**What to work on:**
Copy out every line of the listing below without changing anything, and leave the pictures out.

Listing of where elements appear

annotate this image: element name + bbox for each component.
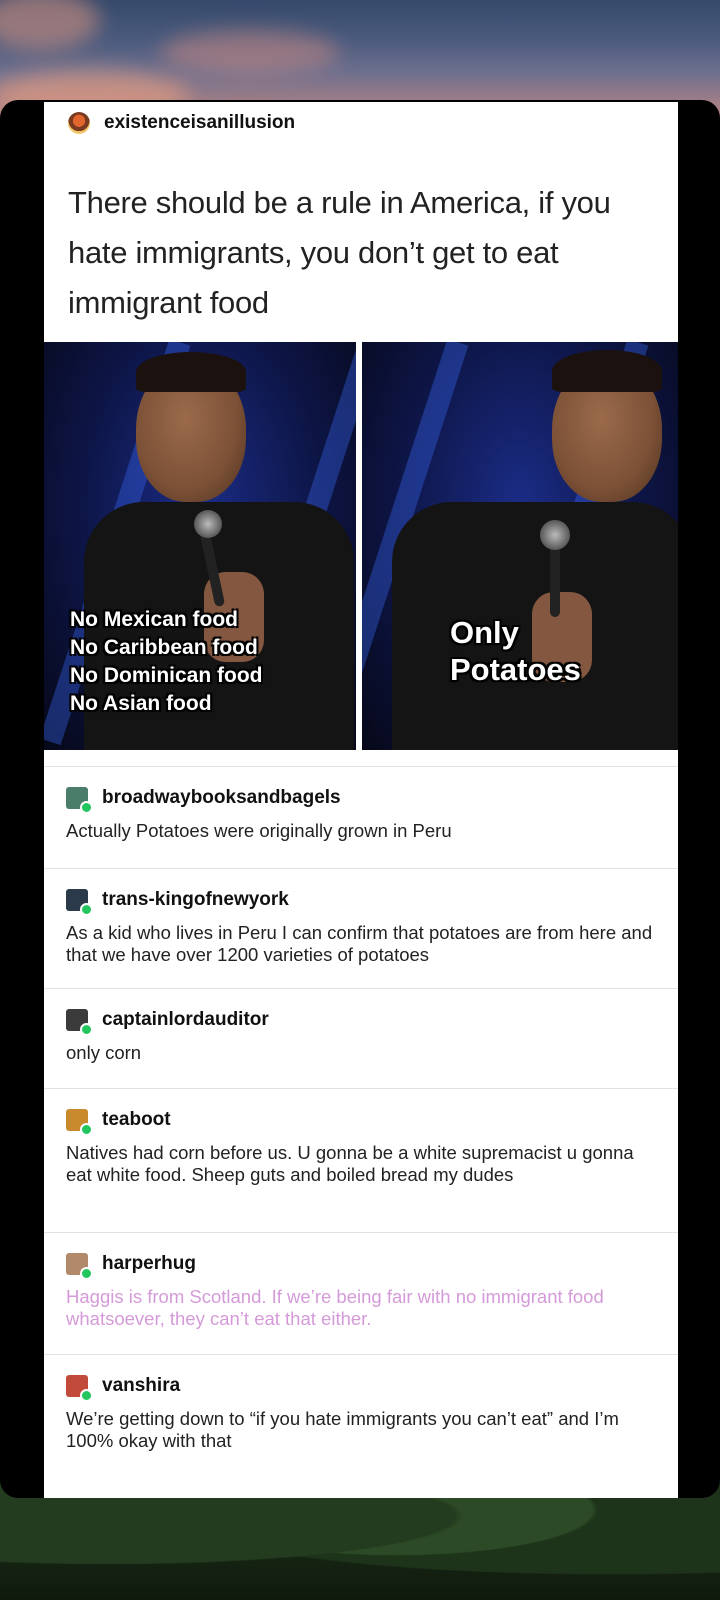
reblog-comment: vanshira We’re getting down to “if you h… bbox=[44, 1354, 678, 1498]
op-username[interactable]: existenceisanillusion bbox=[104, 112, 295, 134]
caption-left: No Mexican food No Caribbean food No Dom… bbox=[70, 608, 263, 715]
meme-panel-right: Only Potatoes bbox=[362, 342, 678, 750]
comment-username[interactable]: captainlordauditor bbox=[102, 1009, 269, 1031]
online-badge-icon bbox=[80, 903, 93, 916]
tumblr-post: existenceisanillusion There should be a … bbox=[44, 102, 678, 1498]
reblog-comment: teaboot Natives had corn before us. U go… bbox=[44, 1088, 678, 1232]
background-trees bbox=[0, 1480, 720, 1600]
user-avatar[interactable] bbox=[66, 1109, 93, 1136]
user-avatar[interactable] bbox=[66, 1253, 93, 1280]
comment-username[interactable]: vanshira bbox=[102, 1375, 180, 1397]
online-badge-icon bbox=[80, 801, 93, 814]
user-avatar[interactable] bbox=[66, 1009, 93, 1036]
meme-panel-left: No Mexican food No Caribbean food No Dom… bbox=[44, 342, 356, 750]
comment-text: only corn bbox=[66, 1042, 142, 1063]
comment-text: We’re getting down to “if you hate immig… bbox=[66, 1408, 619, 1451]
caption-right: Only Potatoes bbox=[450, 615, 581, 687]
comment-text: Natives had corn before us. U gonna be a… bbox=[66, 1142, 634, 1185]
comment-username[interactable]: broadwaybooksandbagels bbox=[102, 787, 341, 809]
reblog-comment: broadwaybooksandbagels Actually Potatoes… bbox=[44, 766, 678, 868]
user-avatar[interactable] bbox=[66, 1375, 93, 1402]
online-badge-icon bbox=[80, 1267, 93, 1280]
comment-text: Actually Potatoes were originally grown … bbox=[66, 820, 452, 841]
comment-username[interactable]: harperhug bbox=[102, 1253, 196, 1275]
comment-text: As a kid who lives in Peru I can confirm… bbox=[66, 922, 653, 965]
user-avatar[interactable] bbox=[66, 787, 93, 814]
op-header: existenceisanillusion bbox=[68, 112, 295, 134]
online-badge-icon bbox=[80, 1123, 93, 1136]
comment-username[interactable]: teaboot bbox=[102, 1109, 171, 1131]
reblog-comment: trans-kingofnewyork As a kid who lives i… bbox=[44, 868, 678, 988]
op-text: There should be a rule in America, if yo… bbox=[68, 185, 611, 320]
reblog-comment: captainlordauditor only corn bbox=[44, 988, 678, 1088]
online-badge-icon bbox=[80, 1023, 93, 1036]
user-avatar[interactable] bbox=[66, 889, 93, 916]
op-avatar[interactable] bbox=[68, 112, 90, 134]
comment-username[interactable]: trans-kingofnewyork bbox=[102, 889, 289, 911]
meme-image: No Mexican food No Caribbean food No Dom… bbox=[44, 342, 678, 750]
online-badge-icon bbox=[80, 1389, 93, 1402]
reblog-comment: harperhug Haggis is from Scotland. If we… bbox=[44, 1232, 678, 1354]
comment-text: Haggis is from Scotland. If we’re being … bbox=[66, 1286, 604, 1329]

**Solution to the problem:**
annotate this image: element name + bbox for each component.
reblog-comment: vanshira We’re getting down to “if you h… bbox=[44, 1354, 678, 1498]
op-username[interactable]: existenceisanillusion bbox=[104, 112, 295, 134]
caption-left: No Mexican food No Caribbean food No Dom… bbox=[70, 608, 263, 715]
meme-panel-right: Only Potatoes bbox=[362, 342, 678, 750]
comment-username[interactable]: captainlordauditor bbox=[102, 1009, 269, 1031]
online-badge-icon bbox=[80, 903, 93, 916]
tumblr-post: existenceisanillusion There should be a … bbox=[44, 102, 678, 1498]
reblog-comment: teaboot Natives had corn before us. U go… bbox=[44, 1088, 678, 1232]
background-trees bbox=[0, 1480, 720, 1600]
user-avatar[interactable] bbox=[66, 1109, 93, 1136]
user-avatar[interactable] bbox=[66, 1253, 93, 1280]
comment-username[interactable]: vanshira bbox=[102, 1375, 180, 1397]
online-badge-icon bbox=[80, 801, 93, 814]
user-avatar[interactable] bbox=[66, 1009, 93, 1036]
meme-panel-left: No Mexican food No Caribbean food No Dom… bbox=[44, 342, 356, 750]
comment-text: only corn bbox=[66, 1042, 142, 1063]
comment-text: We’re getting down to “if you hate immig… bbox=[66, 1408, 619, 1451]
caption-right: Only Potatoes bbox=[450, 615, 581, 687]
comment-text: Natives had corn before us. U gonna be a… bbox=[66, 1142, 634, 1185]
comment-username[interactable]: broadwaybooksandbagels bbox=[102, 787, 341, 809]
reblog-comment: broadwaybooksandbagels Actually Potatoes… bbox=[44, 766, 678, 868]
user-avatar[interactable] bbox=[66, 1375, 93, 1402]
online-badge-icon bbox=[80, 1267, 93, 1280]
comment-text: Actually Potatoes were originally grown … bbox=[66, 820, 452, 841]
comment-username[interactable]: harperhug bbox=[102, 1253, 196, 1275]
comment-text: As a kid who lives in Peru I can confirm… bbox=[66, 922, 653, 965]
user-avatar[interactable] bbox=[66, 787, 93, 814]
op-header: existenceisanillusion bbox=[68, 112, 295, 134]
online-badge-icon bbox=[80, 1123, 93, 1136]
comment-username[interactable]: teaboot bbox=[102, 1109, 171, 1131]
reblog-comment: trans-kingofnewyork As a kid who lives i… bbox=[44, 868, 678, 988]
op-text: There should be a rule in America, if yo… bbox=[68, 185, 611, 320]
reblog-comment: captainlordauditor only corn bbox=[44, 988, 678, 1088]
online-badge-icon bbox=[80, 1023, 93, 1036]
user-avatar[interactable] bbox=[66, 889, 93, 916]
op-avatar[interactable] bbox=[68, 112, 90, 134]
comment-username[interactable]: trans-kingofnewyork bbox=[102, 889, 289, 911]
meme-image: No Mexican food No Caribbean food No Dom… bbox=[44, 342, 678, 750]
online-badge-icon bbox=[80, 1389, 93, 1402]
reblog-comment: harperhug Haggis is from Scotland. If we… bbox=[44, 1232, 678, 1354]
comment-text: Haggis is from Scotland. If we’re being … bbox=[66, 1286, 604, 1329]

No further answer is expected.